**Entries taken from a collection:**
┏━━
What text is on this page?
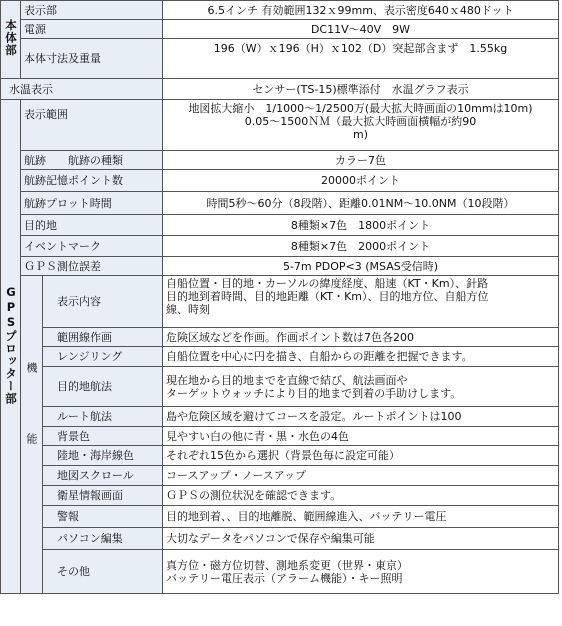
本体部	表示部		6.5インチ 有効範囲132ｘ99mm、表示密度640ｘ480ドット
	電源		DC11V～40V　9W
	本体寸法及重量		196（W）ｘ196（H）ｘ102（D）突起部含まず　1.55kg
水温表示			センサー(TS-15)標準添付　水温グラフ表示
GPSプロッター部	表示範囲		地図拡大縮小　1/1000～1/2500万(最大拡大時画面の10mmは10m)
0.05～1500ＮＭ（最大拡大時画面横幅が約90
m)
	航跡　　航跡の種類		カラー7色
	航跡記憶ポイント数		20000ポイント
	航跡プロット時間		時間5秒～60分（8段階）、距離0.01NM～10.0NM（10段階）
	目的地		8種類×7色　1800ポイント
	イベントマーク		8種類×7色　2000ポイント
	ＧＰＳ測位誤差		5-7m PDOP<3 (MSAS受信時)
	機能	表示内容	自船位置・目的地・カーソルの緯度経度、船速（KT・Km）、針路
目的地到着時間、目的地距離（KT・Km）、目的地方位、自船方位
線、時刻
		範囲線作画	危険区域などを作画。作画ポイント数は7色各200
		レンジリング	自船位置を中心に円を描き、自船からの距離を把握できます。
		目的地航法	現在地から目的地までを直線で結び、航法画面や
ターゲットウォッチにより目的地まで到着の手助けします。
		ルート航法	島や危険区域を避けてコースを設定。ルートポイントは100
		背景色	見やすい白の他に青・黒・水色の4色
		陸地・海岸線色	それぞれ15色から選択（背景色毎に設定可能）
		地図スクロール	コースアップ・ノースアップ
		衛星情報画面	ＧＰＳの測位状況を確認できます。
		警報	目的地到着、、目的地離脱、範囲線進入、バッテリー電圧
		パソコン編集	大切なデータをパソコンで保存や編集可能
		その他	真方位・磁方位切替、測地系変更（世界・東京）
バッテリー電圧表示（アラーム機能）・キー照明
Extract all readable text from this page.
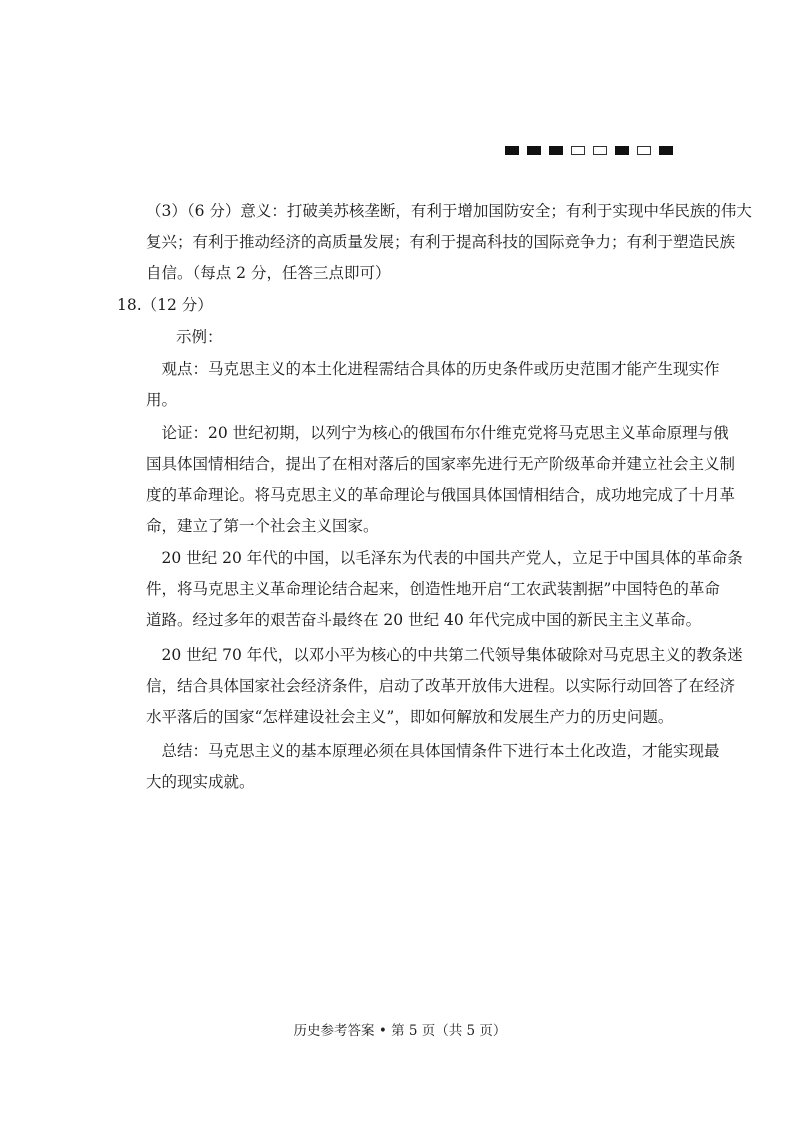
（3）（6 分）意义：打破美苏核垄断，有利于增加国防安全；有利于实现中华民族的伟大
复兴；有利于推动经济的高质量发展；有利于提高科技的国际竞争力；有利于塑造民族
自信。（每点 2 分，任答三点即可）
18.（12 分）
示例：
　观点：马克思主义的本土化进程需结合具体的历史条件或历史范围才能产生现实作
用。
　论证：20 世纪初期，以列宁为核心的俄国布尔什维克党将马克思主义革命原理与俄
国具体国情相结合，提出了在相对落后的国家率先进行无产阶级革命并建立社会主义制
度的革命理论。将马克思主义的革命理论与俄国具体国情相结合，成功地完成了十月革
命，建立了第一个社会主义国家。
　20 世纪 20 年代的中国，以毛泽东为代表的中国共产党人，立足于中国具体的革命条
件，将马克思主义革命理论结合起来，创造性地开启“工农武装割据”中国特色的革命
道路。经过多年的艰苦奋斗最终在 20 世纪 40 年代完成中国的新民主主义革命。
　20 世纪 70 年代，以邓小平为核心的中共第二代领导集体破除对马克思主义的教条迷
信，结合具体国家社会经济条件，启动了改革开放伟大进程。以实际行动回答了在经济
水平落后的国家“怎样建设社会主义”，即如何解放和发展生产力的历史问题。
　总结：马克思主义的基本原理必须在具体国情条件下进行本土化改造，才能实现最
大的现实成就。
历史参考答案 • 第 5 页（共 5 页）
┗━━
**Exercise directions:**
Select all lines in the listing that include the word "page".

**Answer to the problem:**
What text is on this page?
Extract all readable text from this page.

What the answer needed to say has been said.